- [Aim]:
Set down each line of the data below exactly as it stands, dropping the pictures.
· · · ·
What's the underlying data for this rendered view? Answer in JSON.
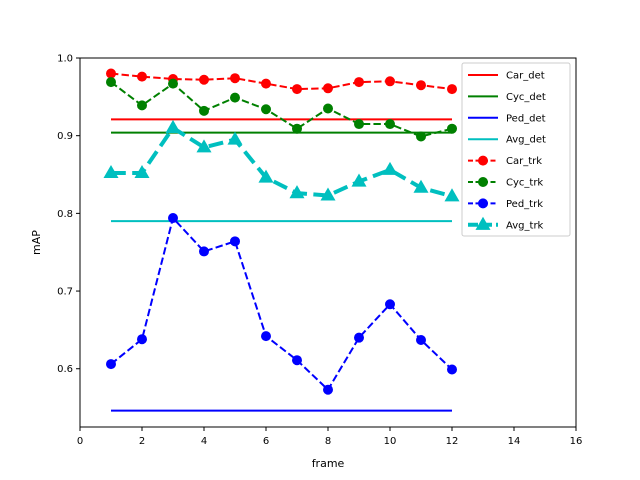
{
  "chart_data": {
    "type": "line",
    "title": "",
    "xlabel": "frame",
    "ylabel": "mAP",
    "xlim": [
      0,
      16
    ],
    "ylim": [
      0.525,
      1.0
    ],
    "xticks": [
      0,
      2,
      4,
      6,
      8,
      10,
      12,
      14,
      16
    ],
    "yticks": [
      0.6,
      0.7,
      0.8,
      0.9,
      1.0
    ],
    "xtick_labels": [
      "0",
      "2",
      "4",
      "6",
      "8",
      "10",
      "12",
      "14",
      "16"
    ],
    "ytick_labels": [
      "0.6",
      "0.7",
      "0.8",
      "0.9",
      "1.0"
    ],
    "grid": false,
    "legend_position": "top-right",
    "x": [
      1,
      2,
      3,
      4,
      5,
      6,
      7,
      8,
      9,
      10,
      11,
      12
    ],
    "series": [
      {
        "name": "Car_det",
        "color": "#ff0000",
        "style": "solid",
        "marker": "none",
        "values": [
          0.921,
          0.921,
          0.921,
          0.921,
          0.921,
          0.921,
          0.921,
          0.921,
          0.921,
          0.921,
          0.921,
          0.921
        ]
      },
      {
        "name": "Cyc_det",
        "color": "#008000",
        "style": "solid",
        "marker": "none",
        "values": [
          0.904,
          0.904,
          0.904,
          0.904,
          0.904,
          0.904,
          0.904,
          0.904,
          0.904,
          0.904,
          0.904,
          0.904
        ]
      },
      {
        "name": "Ped_det",
        "color": "#0000ff",
        "style": "solid",
        "marker": "none",
        "values": [
          0.546,
          0.546,
          0.546,
          0.546,
          0.546,
          0.546,
          0.546,
          0.546,
          0.546,
          0.546,
          0.546,
          0.546
        ]
      },
      {
        "name": "Avg_det",
        "color": "#00bfbf",
        "style": "solid",
        "marker": "none",
        "values": [
          0.79,
          0.79,
          0.79,
          0.79,
          0.79,
          0.79,
          0.79,
          0.79,
          0.79,
          0.79,
          0.79,
          0.79
        ]
      },
      {
        "name": "Car_trk",
        "color": "#ff0000",
        "style": "dashed",
        "marker": "circle",
        "values": [
          0.98,
          0.976,
          0.973,
          0.972,
          0.974,
          0.967,
          0.96,
          0.961,
          0.969,
          0.97,
          0.965,
          0.96
        ]
      },
      {
        "name": "Cyc_trk",
        "color": "#008000",
        "style": "dashed",
        "marker": "circle",
        "values": [
          0.969,
          0.939,
          0.967,
          0.932,
          0.949,
          0.934,
          0.909,
          0.935,
          0.915,
          0.915,
          0.899,
          0.909
        ]
      },
      {
        "name": "Ped_trk",
        "color": "#0000ff",
        "style": "dashed",
        "marker": "circle",
        "values": [
          0.606,
          0.638,
          0.794,
          0.751,
          0.764,
          0.642,
          0.611,
          0.573,
          0.64,
          0.683,
          0.637,
          0.599
        ]
      },
      {
        "name": "Avg_trk",
        "color": "#00bfbf",
        "style": "thickdashed",
        "marker": "triangle",
        "values": [
          0.852,
          0.852,
          0.91,
          0.885,
          0.895,
          0.846,
          0.826,
          0.823,
          0.841,
          0.856,
          0.833,
          0.822
        ]
      }
    ]
  }
}
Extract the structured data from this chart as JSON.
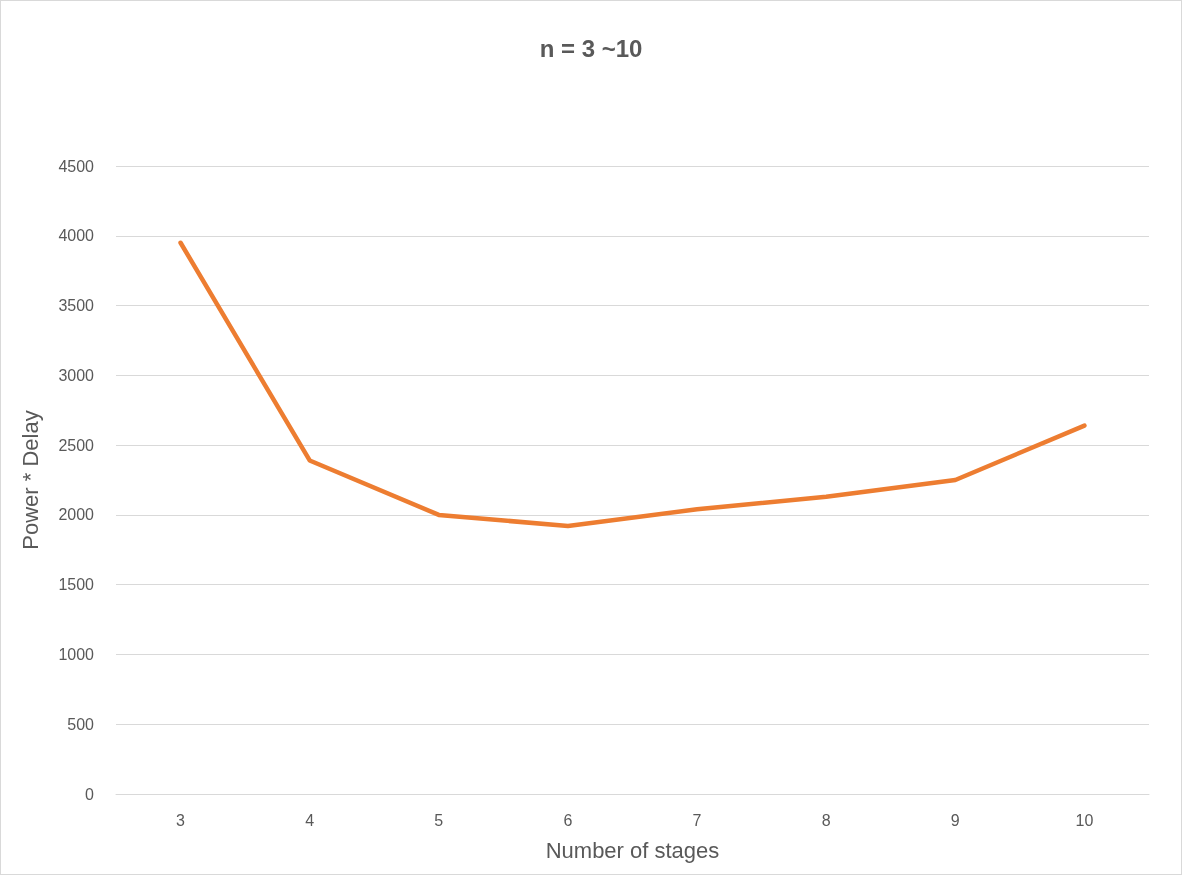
{
  "chart_data": {
    "type": "line",
    "title": "n = 3 ~10",
    "xlabel": "Number of stages",
    "ylabel": "Power * Delay",
    "categories": [
      "3",
      "4",
      "5",
      "6",
      "7",
      "8",
      "9",
      "10"
    ],
    "series": [
      {
        "color": "#ed7d31",
        "values": [
          3950,
          2390,
          2000,
          1920,
          2040,
          2130,
          2250,
          2640
        ]
      }
    ],
    "ylim": [
      0,
      4500
    ],
    "yticks": [
      0,
      500,
      1000,
      1500,
      2000,
      2500,
      3000,
      3500,
      4000,
      4500
    ],
    "grid": "y",
    "marker": "none",
    "line_style": "solid"
  }
}
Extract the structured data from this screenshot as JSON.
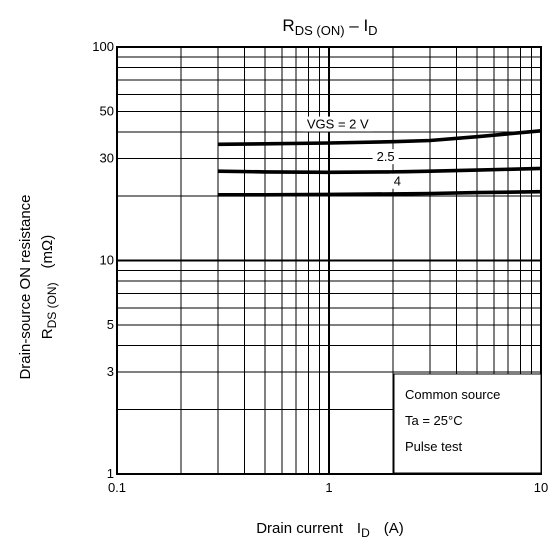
{
  "chart_data": {
    "type": "line",
    "title_main": "R",
    "title_sub": "DS (ON)",
    "title_dash": " – I",
    "title_sub2": "D",
    "xlabel_text": "Drain current",
    "xlabel_sym": "I",
    "xlabel_sub": "D",
    "xlabel_unit": "(A)",
    "ylabel_line1": "Drain-source ON resistance",
    "ylabel_sym": "R",
    "ylabel_sub": "DS (ON)",
    "ylabel_unit": "(mΩ)",
    "x_scale": "log",
    "y_scale": "log",
    "xlim": [
      0.1,
      10
    ],
    "ylim": [
      1,
      100
    ],
    "x_ticks": [
      {
        "value": 0.1,
        "label": "0.1"
      },
      {
        "value": 1,
        "label": "1"
      },
      {
        "value": 10,
        "label": "10"
      }
    ],
    "y_ticks": [
      {
        "value": 1,
        "label": "1"
      },
      {
        "value": 3,
        "label": "3"
      },
      {
        "value": 5,
        "label": "5"
      },
      {
        "value": 10,
        "label": "10"
      },
      {
        "value": 30,
        "label": "30"
      },
      {
        "value": 50,
        "label": "50"
      },
      {
        "value": 100,
        "label": "100"
      }
    ],
    "grid": true,
    "series": [
      {
        "name": "VGS = 2 V",
        "x": [
          0.3,
          0.5,
          1,
          2,
          3,
          5,
          10
        ],
        "y": [
          35,
          35.2,
          35.5,
          36,
          36.5,
          38,
          40.5
        ]
      },
      {
        "name": "2.5",
        "x": [
          0.3,
          0.5,
          1,
          2,
          3,
          5,
          10
        ],
        "y": [
          26.2,
          26,
          25.9,
          26,
          26.2,
          26.5,
          27
        ]
      },
      {
        "name": "4",
        "x": [
          0.3,
          0.5,
          1,
          2,
          3,
          5,
          10
        ],
        "y": [
          20.3,
          20.3,
          20.4,
          20.5,
          20.6,
          20.8,
          21
        ]
      }
    ],
    "annotations": [
      "Common source",
      "Ta = 25°C",
      "Pulse test"
    ]
  }
}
· · · ·
- [Written response]:
What's the underlying data for this rendered view? Answer in JSON.
{
  "chart_data": {
    "type": "line",
    "title": "",
    "xlabel": "frame",
    "ylabel": "mAP",
    "xlim": [
      0,
      16
    ],
    "ylim": [
      0.525,
      1.0
    ],
    "xticks": [
      0,
      2,
      4,
      6,
      8,
      10,
      12,
      14,
      16
    ],
    "yticks": [
      0.6,
      0.7,
      0.8,
      0.9,
      1.0
    ],
    "xtick_labels": [
      "0",
      "2",
      "4",
      "6",
      "8",
      "10",
      "12",
      "14",
      "16"
    ],
    "ytick_labels": [
      "0.6",
      "0.7",
      "0.8",
      "0.9",
      "1.0"
    ],
    "grid": false,
    "legend_position": "top-right",
    "x": [
      1,
      2,
      3,
      4,
      5,
      6,
      7,
      8,
      9,
      10,
      11,
      12
    ],
    "series": [
      {
        "name": "Car_det",
        "color": "#ff0000",
        "style": "solid",
        "marker": "none",
        "values": [
          0.921,
          0.921,
          0.921,
          0.921,
          0.921,
          0.921,
          0.921,
          0.921,
          0.921,
          0.921,
          0.921,
          0.921
        ]
      },
      {
        "name": "Cyc_det",
        "color": "#008000",
        "style": "solid",
        "marker": "none",
        "values": [
          0.904,
          0.904,
          0.904,
          0.904,
          0.904,
          0.904,
          0.904,
          0.904,
          0.904,
          0.904,
          0.904,
          0.904
        ]
      },
      {
        "name": "Ped_det",
        "color": "#0000ff",
        "style": "solid",
        "marker": "none",
        "values": [
          0.546,
          0.546,
          0.546,
          0.546,
          0.546,
          0.546,
          0.546,
          0.546,
          0.546,
          0.546,
          0.546,
          0.546
        ]
      },
      {
        "name": "Avg_det",
        "color": "#00bfbf",
        "style": "solid",
        "marker": "none",
        "values": [
          0.79,
          0.79,
          0.79,
          0.79,
          0.79,
          0.79,
          0.79,
          0.79,
          0.79,
          0.79,
          0.79,
          0.79
        ]
      },
      {
        "name": "Car_trk",
        "color": "#ff0000",
        "style": "dashed",
        "marker": "circle",
        "values": [
          0.98,
          0.976,
          0.973,
          0.972,
          0.974,
          0.967,
          0.96,
          0.961,
          0.969,
          0.97,
          0.965,
          0.96
        ]
      },
      {
        "name": "Cyc_trk",
        "color": "#008000",
        "style": "dashed",
        "marker": "circle",
        "values": [
          0.969,
          0.939,
          0.967,
          0.932,
          0.949,
          0.934,
          0.909,
          0.935,
          0.915,
          0.915,
          0.899,
          0.909
        ]
      },
      {
        "name": "Ped_trk",
        "color": "#0000ff",
        "style": "dashed",
        "marker": "circle",
        "values": [
          0.606,
          0.638,
          0.794,
          0.751,
          0.764,
          0.642,
          0.611,
          0.573,
          0.64,
          0.683,
          0.637,
          0.599
        ]
      },
      {
        "name": "Avg_trk",
        "color": "#00bfbf",
        "style": "thickdashed",
        "marker": "triangle",
        "values": [
          0.852,
          0.852,
          0.91,
          0.885,
          0.895,
          0.846,
          0.826,
          0.823,
          0.841,
          0.856,
          0.833,
          0.822
        ]
      }
    ]
  }
}
Extract the structured data from this chart as JSON.
{
  "chart_data": {
    "type": "line",
    "title": "n = 3 ~10",
    "xlabel": "Number of stages",
    "ylabel": "Power * Delay",
    "categories": [
      "3",
      "4",
      "5",
      "6",
      "7",
      "8",
      "9",
      "10"
    ],
    "series": [
      {
        "color": "#ed7d31",
        "values": [
          3950,
          2390,
          2000,
          1920,
          2040,
          2130,
          2250,
          2640
        ]
      }
    ],
    "ylim": [
      0,
      4500
    ],
    "yticks": [
      0,
      500,
      1000,
      1500,
      2000,
      2500,
      3000,
      3500,
      4000,
      4500
    ],
    "grid": "y",
    "marker": "none",
    "line_style": "solid"
  }
}
Extract the structured data from this screenshot as JSON.
{
  "chart_data": {
    "type": "line",
    "title_main": "R",
    "title_sub": "DS (ON)",
    "title_dash": " – I",
    "title_sub2": "D",
    "xlabel_text": "Drain current",
    "xlabel_sym": "I",
    "xlabel_sub": "D",
    "xlabel_unit": "(A)",
    "ylabel_line1": "Drain-source ON resistance",
    "ylabel_sym": "R",
    "ylabel_sub": "DS (ON)",
    "ylabel_unit": "(mΩ)",
    "x_scale": "log",
    "y_scale": "log",
    "xlim": [
      0.1,
      10
    ],
    "ylim": [
      1,
      100
    ],
    "x_ticks": [
      {
        "value": 0.1,
        "label": "0.1"
      },
      {
        "value": 1,
        "label": "1"
      },
      {
        "value": 10,
        "label": "10"
      }
    ],
    "y_ticks": [
      {
        "value": 1,
        "label": "1"
      },
      {
        "value": 3,
        "label": "3"
      },
      {
        "value": 5,
        "label": "5"
      },
      {
        "value": 10,
        "label": "10"
      },
      {
        "value": 30,
        "label": "30"
      },
      {
        "value": 50,
        "label": "50"
      },
      {
        "value": 100,
        "label": "100"
      }
    ],
    "grid": true,
    "series": [
      {
        "name": "VGS = 2 V",
        "x": [
          0.3,
          0.5,
          1,
          2,
          3,
          5,
          10
        ],
        "y": [
          35,
          35.2,
          35.5,
          36,
          36.5,
          38,
          40.5
        ]
      },
      {
        "name": "2.5",
        "x": [
          0.3,
          0.5,
          1,
          2,
          3,
          5,
          10
        ],
        "y": [
          26.2,
          26,
          25.9,
          26,
          26.2,
          26.5,
          27
        ]
      },
      {
        "name": "4",
        "x": [
          0.3,
          0.5,
          1,
          2,
          3,
          5,
          10
        ],
        "y": [
          20.3,
          20.3,
          20.4,
          20.5,
          20.6,
          20.8,
          21
        ]
      }
    ],
    "annotations": [
      "Common source",
      "Ta = 25°C",
      "Pulse test"
    ]
  }
}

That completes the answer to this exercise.